• [Stated goal 1] Please list every header file that the CUDA streams post pulls in with an #include line.
• [Stated goal 2] Repeat word for word the part of the CUDA streams post starting at "I tried to put" and ending at "Would it interfere?".

• [Given passage]

◇ ◇ ◇

Practically, I wrote :
cudaStream_t sHigh, sLow;
cudaStreamCreateWithPriority(&sHigh, cudaStreamNonBlocking, priority_high);
cudaStreamCreateWithPriority(&sLow, cudaStreamNonBlocking, priority_low);
cudaEvent_t event_1;
cudaEventCreate(&event_1);
if (frame has arrived)
{
cudaMemcpyAsync(..., sHigh); // HtoD, to upload images in the GPU
blur_Image <<<... , sHigh>>> (...)
if (cudaEventQuery(event_1)==cudaSuccess)) hard_work(sLow);
else printf("Event 2 not ready\n");
}
void hard_work( cudaStream_t sLow_)
{
kernelCalcul_W2<<<... , sLow_>>> (...);
cudaMemcpyAsync(... the result..., sLow_); //DtoH
cudaEventRecord(event_1, sLow_);
}
I tried to use only one stream. It's the same code as above, but change 1 parameter while launching hard_work.
host gets a frame
Stream: cudaMemcpyAsync copies the frame on the Device. Then, the kernel does the basic bluring calculations. Then, if the CudaEvent Event_1 is ok, I lauch the hard-work, and I add an Event_1 to get the status on next round.
Practically, the stream is ALWAYS available: I never fall in the "else" part.
This way, while the hard-work is running, I expected to "buffer" all the frames to copy, and not to lose any. But I do lose some: it turns out that each time I get a frame and I copy it, Event_1 seems ok so I launch the hard-work, and only get the the next frame very late.
I tried to put the two streams in two different threads (in C). Not better (even worse).
So the question is: how to ensure that the first stream captures ALL frames?
I really have the feeling that the different streams block the CPU.
I display the images with OpenGL. Would it interfere?
Any idea of ways to improve this?
Thanks a lot!
EDIT:
As requested, I put here a MCVE.
There is a parameter you can tune (#define ADJUST) to see what's happening. Basically, the main procedure sends CUDA requests in Async mode, but it seems to block the main thread. As you will see in the image, I have "memory access" (i.e. images captured ) every 30 ms except when the hard-work is running (then, I just don't get images).
Last detail: I'm using CUDA 7.5 to run this. I tried to install 8.0 but apparently the compiler is still 7.5
#define _USE_MATH_DEFINES 1
#define _CRT_SECURE_NO_WARNINGS 1
#include <stdio.h>
#include <stdlib.h>
#include <time.h>
#include <Windows.h>
#define ADJUST 400
// adjusting this paramter may make the problem occur.

◇ ◇ ◇

• [Data entries]
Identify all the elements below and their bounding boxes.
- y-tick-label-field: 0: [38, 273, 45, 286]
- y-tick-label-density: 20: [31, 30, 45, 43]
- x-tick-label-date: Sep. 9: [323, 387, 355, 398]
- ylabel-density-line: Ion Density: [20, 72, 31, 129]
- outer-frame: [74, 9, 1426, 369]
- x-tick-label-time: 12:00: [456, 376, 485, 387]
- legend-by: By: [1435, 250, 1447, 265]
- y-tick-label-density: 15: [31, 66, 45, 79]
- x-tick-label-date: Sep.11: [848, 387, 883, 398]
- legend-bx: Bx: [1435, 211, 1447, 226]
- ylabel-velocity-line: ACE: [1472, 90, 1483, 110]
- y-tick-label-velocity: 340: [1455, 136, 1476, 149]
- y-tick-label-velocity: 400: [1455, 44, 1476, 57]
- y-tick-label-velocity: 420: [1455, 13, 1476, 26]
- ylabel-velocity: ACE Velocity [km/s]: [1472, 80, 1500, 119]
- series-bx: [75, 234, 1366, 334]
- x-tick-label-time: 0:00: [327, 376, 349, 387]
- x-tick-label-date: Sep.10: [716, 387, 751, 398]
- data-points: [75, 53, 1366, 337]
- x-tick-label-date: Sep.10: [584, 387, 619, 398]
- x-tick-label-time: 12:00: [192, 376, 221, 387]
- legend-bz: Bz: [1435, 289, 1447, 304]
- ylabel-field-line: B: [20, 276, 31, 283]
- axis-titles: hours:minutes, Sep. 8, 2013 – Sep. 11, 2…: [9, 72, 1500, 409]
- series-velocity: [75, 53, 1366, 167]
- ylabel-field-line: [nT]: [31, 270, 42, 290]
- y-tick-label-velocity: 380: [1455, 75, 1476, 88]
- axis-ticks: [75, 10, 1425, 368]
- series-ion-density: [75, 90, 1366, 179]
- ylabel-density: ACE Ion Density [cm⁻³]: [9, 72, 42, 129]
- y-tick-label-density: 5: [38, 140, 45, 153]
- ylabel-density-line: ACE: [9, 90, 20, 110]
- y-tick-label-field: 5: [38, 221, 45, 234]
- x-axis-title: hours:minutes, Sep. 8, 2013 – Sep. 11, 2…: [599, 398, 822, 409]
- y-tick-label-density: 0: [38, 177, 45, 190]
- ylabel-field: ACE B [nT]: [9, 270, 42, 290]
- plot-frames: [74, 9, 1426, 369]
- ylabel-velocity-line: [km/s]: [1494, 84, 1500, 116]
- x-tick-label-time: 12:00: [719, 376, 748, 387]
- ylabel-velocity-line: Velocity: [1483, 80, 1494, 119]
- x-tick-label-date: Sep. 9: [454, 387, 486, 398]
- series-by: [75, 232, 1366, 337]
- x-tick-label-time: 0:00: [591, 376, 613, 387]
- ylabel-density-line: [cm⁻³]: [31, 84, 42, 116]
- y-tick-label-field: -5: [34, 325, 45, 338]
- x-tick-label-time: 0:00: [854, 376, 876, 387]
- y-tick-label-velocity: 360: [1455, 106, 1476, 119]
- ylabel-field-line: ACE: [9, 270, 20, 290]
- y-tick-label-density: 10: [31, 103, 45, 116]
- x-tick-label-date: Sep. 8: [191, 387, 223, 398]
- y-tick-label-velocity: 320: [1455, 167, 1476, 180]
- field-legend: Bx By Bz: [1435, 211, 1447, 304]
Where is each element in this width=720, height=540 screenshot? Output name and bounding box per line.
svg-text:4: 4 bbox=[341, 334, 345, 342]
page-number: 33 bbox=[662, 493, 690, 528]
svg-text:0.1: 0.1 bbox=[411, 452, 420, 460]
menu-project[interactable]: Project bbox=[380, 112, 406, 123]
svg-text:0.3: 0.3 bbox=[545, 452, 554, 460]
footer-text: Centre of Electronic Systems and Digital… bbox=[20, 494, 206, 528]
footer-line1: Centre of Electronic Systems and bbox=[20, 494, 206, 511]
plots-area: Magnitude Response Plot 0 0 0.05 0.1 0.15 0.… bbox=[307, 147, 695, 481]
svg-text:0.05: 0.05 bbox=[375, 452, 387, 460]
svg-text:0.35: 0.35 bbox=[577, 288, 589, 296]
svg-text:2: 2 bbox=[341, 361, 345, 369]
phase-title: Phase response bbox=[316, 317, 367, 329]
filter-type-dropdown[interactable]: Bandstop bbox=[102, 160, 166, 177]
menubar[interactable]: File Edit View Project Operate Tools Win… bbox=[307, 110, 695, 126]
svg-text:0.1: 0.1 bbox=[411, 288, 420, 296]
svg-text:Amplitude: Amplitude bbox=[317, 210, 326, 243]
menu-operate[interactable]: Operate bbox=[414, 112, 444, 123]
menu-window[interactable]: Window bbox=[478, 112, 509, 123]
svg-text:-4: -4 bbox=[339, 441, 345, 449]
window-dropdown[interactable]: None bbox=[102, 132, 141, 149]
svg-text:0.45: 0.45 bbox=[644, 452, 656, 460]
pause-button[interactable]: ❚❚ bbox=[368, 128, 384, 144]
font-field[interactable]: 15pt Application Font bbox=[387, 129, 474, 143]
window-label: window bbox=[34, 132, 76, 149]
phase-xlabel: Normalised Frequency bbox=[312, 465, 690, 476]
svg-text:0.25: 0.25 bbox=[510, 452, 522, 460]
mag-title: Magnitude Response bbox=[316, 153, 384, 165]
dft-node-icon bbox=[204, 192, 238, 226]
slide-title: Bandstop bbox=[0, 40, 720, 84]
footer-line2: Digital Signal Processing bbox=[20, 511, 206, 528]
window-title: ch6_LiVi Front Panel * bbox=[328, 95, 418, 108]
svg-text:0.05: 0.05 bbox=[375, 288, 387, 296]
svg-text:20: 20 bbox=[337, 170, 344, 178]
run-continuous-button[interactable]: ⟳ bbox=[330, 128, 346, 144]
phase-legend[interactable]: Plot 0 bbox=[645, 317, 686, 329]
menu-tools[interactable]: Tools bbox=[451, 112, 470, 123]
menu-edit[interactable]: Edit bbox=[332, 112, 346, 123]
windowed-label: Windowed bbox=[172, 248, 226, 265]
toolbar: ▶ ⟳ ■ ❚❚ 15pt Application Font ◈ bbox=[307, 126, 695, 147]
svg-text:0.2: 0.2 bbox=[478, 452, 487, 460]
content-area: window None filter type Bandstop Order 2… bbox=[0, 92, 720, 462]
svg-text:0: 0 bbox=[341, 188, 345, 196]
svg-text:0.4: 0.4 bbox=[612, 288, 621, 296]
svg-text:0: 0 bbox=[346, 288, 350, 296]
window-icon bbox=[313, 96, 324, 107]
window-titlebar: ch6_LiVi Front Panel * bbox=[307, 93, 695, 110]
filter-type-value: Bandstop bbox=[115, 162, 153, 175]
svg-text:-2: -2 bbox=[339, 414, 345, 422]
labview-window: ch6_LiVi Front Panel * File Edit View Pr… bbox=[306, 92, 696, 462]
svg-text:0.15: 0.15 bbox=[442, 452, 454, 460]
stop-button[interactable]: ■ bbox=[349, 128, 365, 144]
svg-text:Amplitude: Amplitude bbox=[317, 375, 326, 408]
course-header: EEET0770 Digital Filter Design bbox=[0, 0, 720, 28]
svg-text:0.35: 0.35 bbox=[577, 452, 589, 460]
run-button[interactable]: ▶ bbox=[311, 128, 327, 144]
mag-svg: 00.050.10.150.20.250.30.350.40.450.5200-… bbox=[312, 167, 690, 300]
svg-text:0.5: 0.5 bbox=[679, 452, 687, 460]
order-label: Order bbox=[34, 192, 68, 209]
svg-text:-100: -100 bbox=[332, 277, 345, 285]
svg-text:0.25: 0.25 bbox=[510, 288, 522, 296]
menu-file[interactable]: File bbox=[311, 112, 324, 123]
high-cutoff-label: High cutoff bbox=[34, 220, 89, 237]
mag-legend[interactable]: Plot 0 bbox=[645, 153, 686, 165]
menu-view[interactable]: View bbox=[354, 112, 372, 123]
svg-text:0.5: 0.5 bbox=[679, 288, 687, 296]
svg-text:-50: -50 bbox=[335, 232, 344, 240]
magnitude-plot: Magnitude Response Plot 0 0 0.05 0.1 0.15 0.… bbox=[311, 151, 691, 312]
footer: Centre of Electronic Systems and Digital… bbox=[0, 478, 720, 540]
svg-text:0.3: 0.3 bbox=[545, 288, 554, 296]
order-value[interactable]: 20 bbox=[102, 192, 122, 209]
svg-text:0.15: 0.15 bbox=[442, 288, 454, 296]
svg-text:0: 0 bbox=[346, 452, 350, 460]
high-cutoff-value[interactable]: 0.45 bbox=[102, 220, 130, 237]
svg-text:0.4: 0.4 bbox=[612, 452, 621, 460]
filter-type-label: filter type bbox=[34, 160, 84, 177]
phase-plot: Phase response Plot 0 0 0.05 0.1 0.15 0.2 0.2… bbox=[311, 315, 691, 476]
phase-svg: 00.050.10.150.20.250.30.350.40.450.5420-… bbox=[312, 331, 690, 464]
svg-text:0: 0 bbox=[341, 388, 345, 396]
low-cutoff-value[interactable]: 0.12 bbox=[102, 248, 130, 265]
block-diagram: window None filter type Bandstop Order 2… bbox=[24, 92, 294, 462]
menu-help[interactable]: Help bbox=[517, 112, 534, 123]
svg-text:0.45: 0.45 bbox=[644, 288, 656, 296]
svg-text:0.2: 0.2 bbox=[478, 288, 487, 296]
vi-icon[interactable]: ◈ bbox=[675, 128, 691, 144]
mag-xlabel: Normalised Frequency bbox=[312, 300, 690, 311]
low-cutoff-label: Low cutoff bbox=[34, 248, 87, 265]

◇ ◇ ◇

• [Worked solution 1]
<stdio.h>
<stdlib.h>
<time.h>
<Windows.h>

• [Worked solution 2]
I tried to put the two streams in two different threads (in C). Not better (even worse).
So the question is: how to ensure that the first stream captures ALL frames?
I really have the feeling that the different streams block the CPU.
I display the images with OpenGL. Would it interfere?